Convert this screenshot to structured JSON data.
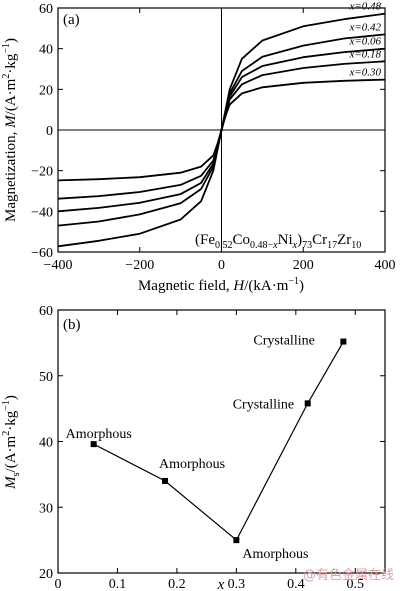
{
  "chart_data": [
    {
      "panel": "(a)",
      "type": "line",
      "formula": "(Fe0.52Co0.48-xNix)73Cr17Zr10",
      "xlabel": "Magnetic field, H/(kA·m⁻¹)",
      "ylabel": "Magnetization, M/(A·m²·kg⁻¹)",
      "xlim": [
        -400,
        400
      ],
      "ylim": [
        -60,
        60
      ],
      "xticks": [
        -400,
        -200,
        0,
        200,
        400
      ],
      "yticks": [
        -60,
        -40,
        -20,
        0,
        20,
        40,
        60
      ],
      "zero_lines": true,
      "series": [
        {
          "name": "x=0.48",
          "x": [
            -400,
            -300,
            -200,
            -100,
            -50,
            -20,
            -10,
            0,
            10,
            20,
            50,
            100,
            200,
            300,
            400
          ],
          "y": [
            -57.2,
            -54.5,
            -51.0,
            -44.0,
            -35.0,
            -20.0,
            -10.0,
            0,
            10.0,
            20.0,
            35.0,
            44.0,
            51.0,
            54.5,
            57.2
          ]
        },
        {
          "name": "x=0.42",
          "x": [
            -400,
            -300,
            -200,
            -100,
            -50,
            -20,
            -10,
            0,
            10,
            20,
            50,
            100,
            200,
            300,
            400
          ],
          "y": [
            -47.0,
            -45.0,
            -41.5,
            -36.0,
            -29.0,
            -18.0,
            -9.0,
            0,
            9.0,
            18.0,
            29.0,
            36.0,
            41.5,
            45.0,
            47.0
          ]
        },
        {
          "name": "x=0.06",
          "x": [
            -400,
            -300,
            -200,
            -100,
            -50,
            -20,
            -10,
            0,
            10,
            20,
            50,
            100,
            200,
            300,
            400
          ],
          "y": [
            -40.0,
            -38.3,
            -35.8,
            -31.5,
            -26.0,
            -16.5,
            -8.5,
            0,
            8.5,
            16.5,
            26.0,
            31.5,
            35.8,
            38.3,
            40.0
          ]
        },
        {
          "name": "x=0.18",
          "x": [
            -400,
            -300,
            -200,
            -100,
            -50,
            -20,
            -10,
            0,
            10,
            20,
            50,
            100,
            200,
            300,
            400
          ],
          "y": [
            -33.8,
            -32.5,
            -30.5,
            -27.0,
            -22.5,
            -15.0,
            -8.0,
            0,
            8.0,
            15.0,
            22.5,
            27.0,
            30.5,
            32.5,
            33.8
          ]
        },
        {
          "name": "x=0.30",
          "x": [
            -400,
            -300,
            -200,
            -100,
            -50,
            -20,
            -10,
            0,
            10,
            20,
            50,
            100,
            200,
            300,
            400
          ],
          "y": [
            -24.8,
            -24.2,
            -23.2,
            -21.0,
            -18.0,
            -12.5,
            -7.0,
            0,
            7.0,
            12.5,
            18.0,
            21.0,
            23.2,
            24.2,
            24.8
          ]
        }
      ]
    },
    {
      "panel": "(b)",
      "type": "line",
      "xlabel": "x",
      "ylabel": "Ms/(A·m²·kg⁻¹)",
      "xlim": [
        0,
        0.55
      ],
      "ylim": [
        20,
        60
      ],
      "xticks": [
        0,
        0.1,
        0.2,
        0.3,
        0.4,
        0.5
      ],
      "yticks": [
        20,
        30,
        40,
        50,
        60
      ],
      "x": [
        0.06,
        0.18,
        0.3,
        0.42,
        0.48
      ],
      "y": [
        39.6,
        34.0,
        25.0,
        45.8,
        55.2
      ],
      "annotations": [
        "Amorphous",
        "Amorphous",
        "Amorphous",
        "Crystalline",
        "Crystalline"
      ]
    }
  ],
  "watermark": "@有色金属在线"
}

_Instruction_. Write out the listing above exactly as it stands, pictures excluded.

_Answer for this exercise_.
Convert this screenshot to structured JSON data.
{
  "chart_data": [
    {
      "panel": "(a)",
      "type": "line",
      "formula": "(Fe0.52Co0.48-xNix)73Cr17Zr10",
      "xlabel": "Magnetic field, H/(kA·m⁻¹)",
      "ylabel": "Magnetization, M/(A·m²·kg⁻¹)",
      "xlim": [
        -400,
        400
      ],
      "ylim": [
        -60,
        60
      ],
      "xticks": [
        -400,
        -200,
        0,
        200,
        400
      ],
      "yticks": [
        -60,
        -40,
        -20,
        0,
        20,
        40,
        60
      ],
      "zero_lines": true,
      "series": [
        {
          "name": "x=0.48",
          "x": [
            -400,
            -300,
            -200,
            -100,
            -50,
            -20,
            -10,
            0,
            10,
            20,
            50,
            100,
            200,
            300,
            400
          ],
          "y": [
            -57.2,
            -54.5,
            -51.0,
            -44.0,
            -35.0,
            -20.0,
            -10.0,
            0,
            10.0,
            20.0,
            35.0,
            44.0,
            51.0,
            54.5,
            57.2
          ]
        },
        {
          "name": "x=0.42",
          "x": [
            -400,
            -300,
            -200,
            -100,
            -50,
            -20,
            -10,
            0,
            10,
            20,
            50,
            100,
            200,
            300,
            400
          ],
          "y": [
            -47.0,
            -45.0,
            -41.5,
            -36.0,
            -29.0,
            -18.0,
            -9.0,
            0,
            9.0,
            18.0,
            29.0,
            36.0,
            41.5,
            45.0,
            47.0
          ]
        },
        {
          "name": "x=0.06",
          "x": [
            -400,
            -300,
            -200,
            -100,
            -50,
            -20,
            -10,
            0,
            10,
            20,
            50,
            100,
            200,
            300,
            400
          ],
          "y": [
            -40.0,
            -38.3,
            -35.8,
            -31.5,
            -26.0,
            -16.5,
            -8.5,
            0,
            8.5,
            16.5,
            26.0,
            31.5,
            35.8,
            38.3,
            40.0
          ]
        },
        {
          "name": "x=0.18",
          "x": [
            -400,
            -300,
            -200,
            -100,
            -50,
            -20,
            -10,
            0,
            10,
            20,
            50,
            100,
            200,
            300,
            400
          ],
          "y": [
            -33.8,
            -32.5,
            -30.5,
            -27.0,
            -22.5,
            -15.0,
            -8.0,
            0,
            8.0,
            15.0,
            22.5,
            27.0,
            30.5,
            32.5,
            33.8
          ]
        },
        {
          "name": "x=0.30",
          "x": [
            -400,
            -300,
            -200,
            -100,
            -50,
            -20,
            -10,
            0,
            10,
            20,
            50,
            100,
            200,
            300,
            400
          ],
          "y": [
            -24.8,
            -24.2,
            -23.2,
            -21.0,
            -18.0,
            -12.5,
            -7.0,
            0,
            7.0,
            12.5,
            18.0,
            21.0,
            23.2,
            24.2,
            24.8
          ]
        }
      ]
    },
    {
      "panel": "(b)",
      "type": "line",
      "xlabel": "x",
      "ylabel": "Ms/(A·m²·kg⁻¹)",
      "xlim": [
        0,
        0.55
      ],
      "ylim": [
        20,
        60
      ],
      "xticks": [
        0,
        0.1,
        0.2,
        0.3,
        0.4,
        0.5
      ],
      "yticks": [
        20,
        30,
        40,
        50,
        60
      ],
      "x": [
        0.06,
        0.18,
        0.3,
        0.42,
        0.48
      ],
      "y": [
        39.6,
        34.0,
        25.0,
        45.8,
        55.2
      ],
      "annotations": [
        "Amorphous",
        "Amorphous",
        "Amorphous",
        "Crystalline",
        "Crystalline"
      ]
    }
  ],
  "watermark": "@有色金属在线"
}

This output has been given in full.